Prompt:
Search the material below for the string "poškození" and list each line that holds it.

Lines of data:
....................

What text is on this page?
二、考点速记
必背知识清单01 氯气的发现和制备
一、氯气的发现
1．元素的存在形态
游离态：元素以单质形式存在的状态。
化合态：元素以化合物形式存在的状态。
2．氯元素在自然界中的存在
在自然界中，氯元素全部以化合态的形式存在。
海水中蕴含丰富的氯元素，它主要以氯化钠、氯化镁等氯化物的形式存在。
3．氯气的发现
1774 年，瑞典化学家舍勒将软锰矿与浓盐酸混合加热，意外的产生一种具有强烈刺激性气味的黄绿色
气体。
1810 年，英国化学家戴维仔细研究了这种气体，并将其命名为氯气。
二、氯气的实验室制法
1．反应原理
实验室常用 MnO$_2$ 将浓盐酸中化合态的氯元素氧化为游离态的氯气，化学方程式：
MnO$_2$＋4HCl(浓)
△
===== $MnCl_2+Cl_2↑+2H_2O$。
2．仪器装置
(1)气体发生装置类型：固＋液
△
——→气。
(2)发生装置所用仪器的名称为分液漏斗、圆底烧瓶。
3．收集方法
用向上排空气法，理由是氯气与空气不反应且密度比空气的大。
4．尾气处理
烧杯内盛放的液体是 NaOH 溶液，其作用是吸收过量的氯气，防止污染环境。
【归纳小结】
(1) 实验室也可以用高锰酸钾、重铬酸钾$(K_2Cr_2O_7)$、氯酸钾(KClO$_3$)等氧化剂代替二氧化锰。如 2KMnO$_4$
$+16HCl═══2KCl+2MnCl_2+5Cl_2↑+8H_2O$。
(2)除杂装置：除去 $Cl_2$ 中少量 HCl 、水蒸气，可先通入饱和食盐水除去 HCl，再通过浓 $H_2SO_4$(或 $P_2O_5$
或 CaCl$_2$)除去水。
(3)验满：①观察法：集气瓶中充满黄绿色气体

....................

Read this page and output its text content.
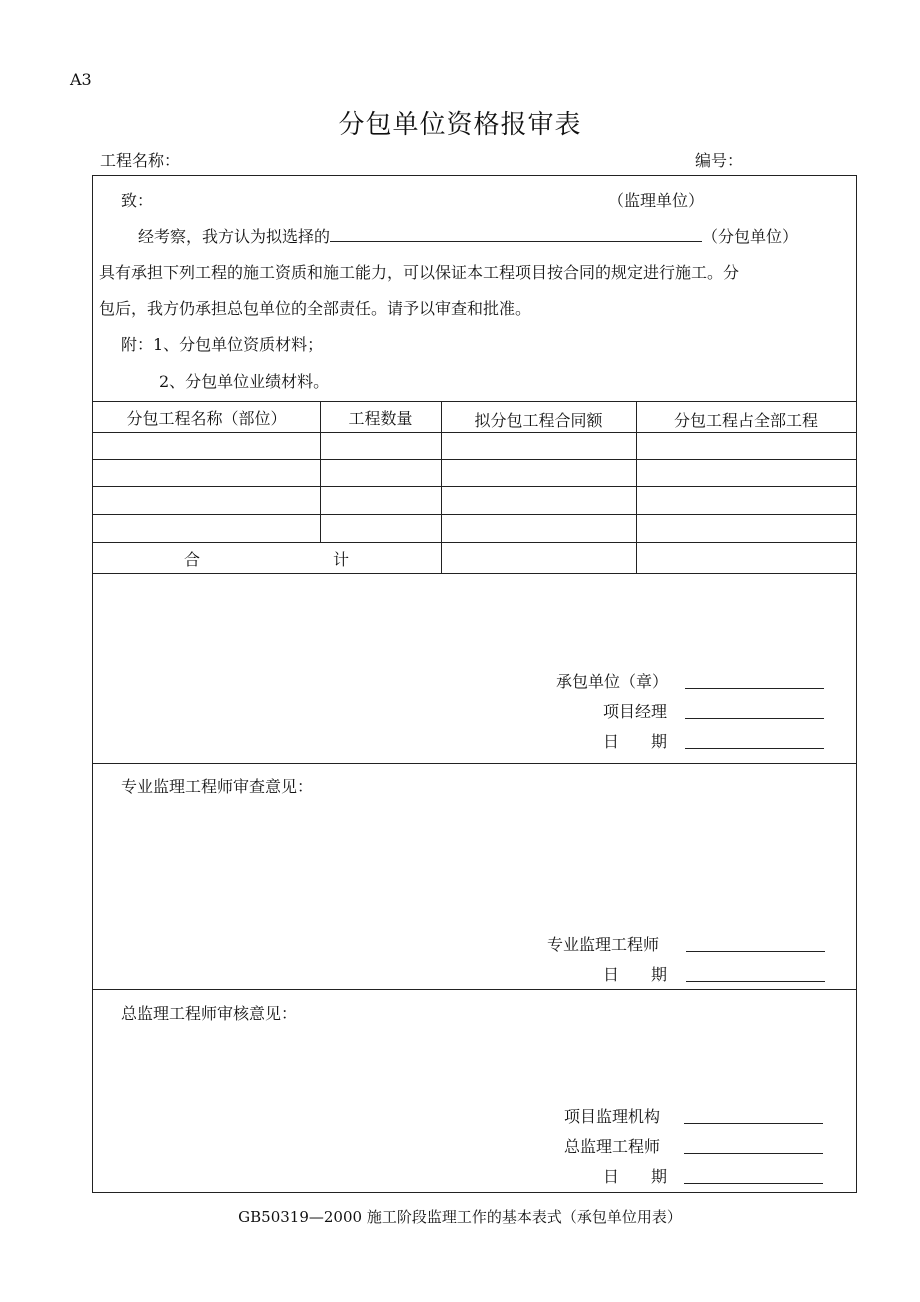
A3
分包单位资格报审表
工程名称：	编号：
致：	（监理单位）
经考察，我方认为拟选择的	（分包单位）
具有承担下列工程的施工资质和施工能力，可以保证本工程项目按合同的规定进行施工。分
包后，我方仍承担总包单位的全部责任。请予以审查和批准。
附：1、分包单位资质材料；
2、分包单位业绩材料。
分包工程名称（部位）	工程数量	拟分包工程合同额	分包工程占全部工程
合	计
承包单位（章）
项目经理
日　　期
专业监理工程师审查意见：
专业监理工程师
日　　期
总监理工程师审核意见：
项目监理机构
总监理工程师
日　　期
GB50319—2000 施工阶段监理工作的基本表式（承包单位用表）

....................

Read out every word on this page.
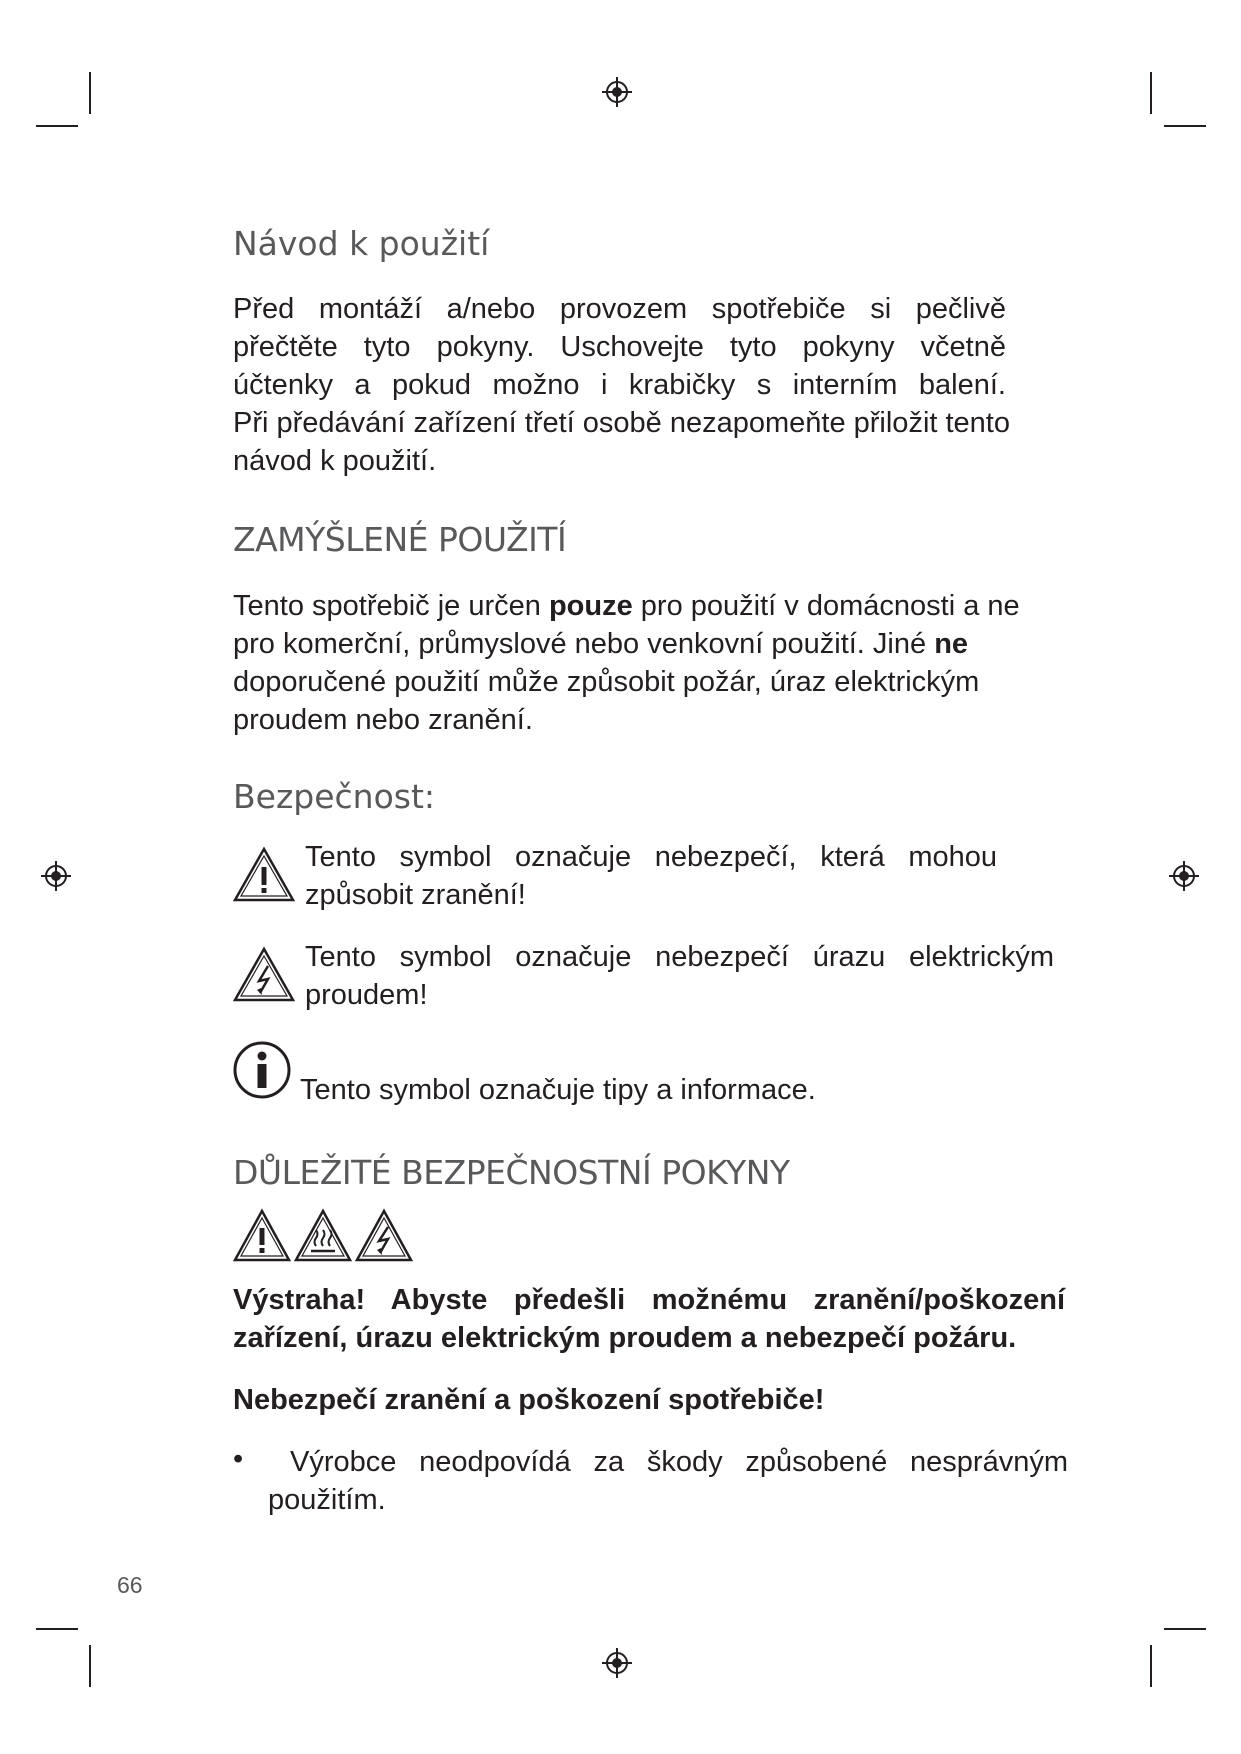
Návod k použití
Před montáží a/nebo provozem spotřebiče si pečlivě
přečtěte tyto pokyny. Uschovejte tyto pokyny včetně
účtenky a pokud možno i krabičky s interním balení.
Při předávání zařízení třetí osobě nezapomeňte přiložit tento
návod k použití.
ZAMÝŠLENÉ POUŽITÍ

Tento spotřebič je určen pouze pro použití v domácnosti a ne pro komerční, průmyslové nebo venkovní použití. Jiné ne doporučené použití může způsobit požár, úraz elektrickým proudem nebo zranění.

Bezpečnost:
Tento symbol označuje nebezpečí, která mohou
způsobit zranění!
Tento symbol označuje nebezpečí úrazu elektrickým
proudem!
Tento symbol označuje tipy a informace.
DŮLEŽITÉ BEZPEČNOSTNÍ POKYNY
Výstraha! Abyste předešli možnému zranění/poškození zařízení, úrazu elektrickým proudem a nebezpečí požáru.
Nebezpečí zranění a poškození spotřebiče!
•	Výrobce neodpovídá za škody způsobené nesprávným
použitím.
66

....................

Exercise answer:
Výstraha! Abyste předešli možnému zranění/poškození zařízení, úrazu elektrickým proudem a nebezpečí požáru.
Nebezpečí zranění a poškození spotřebiče!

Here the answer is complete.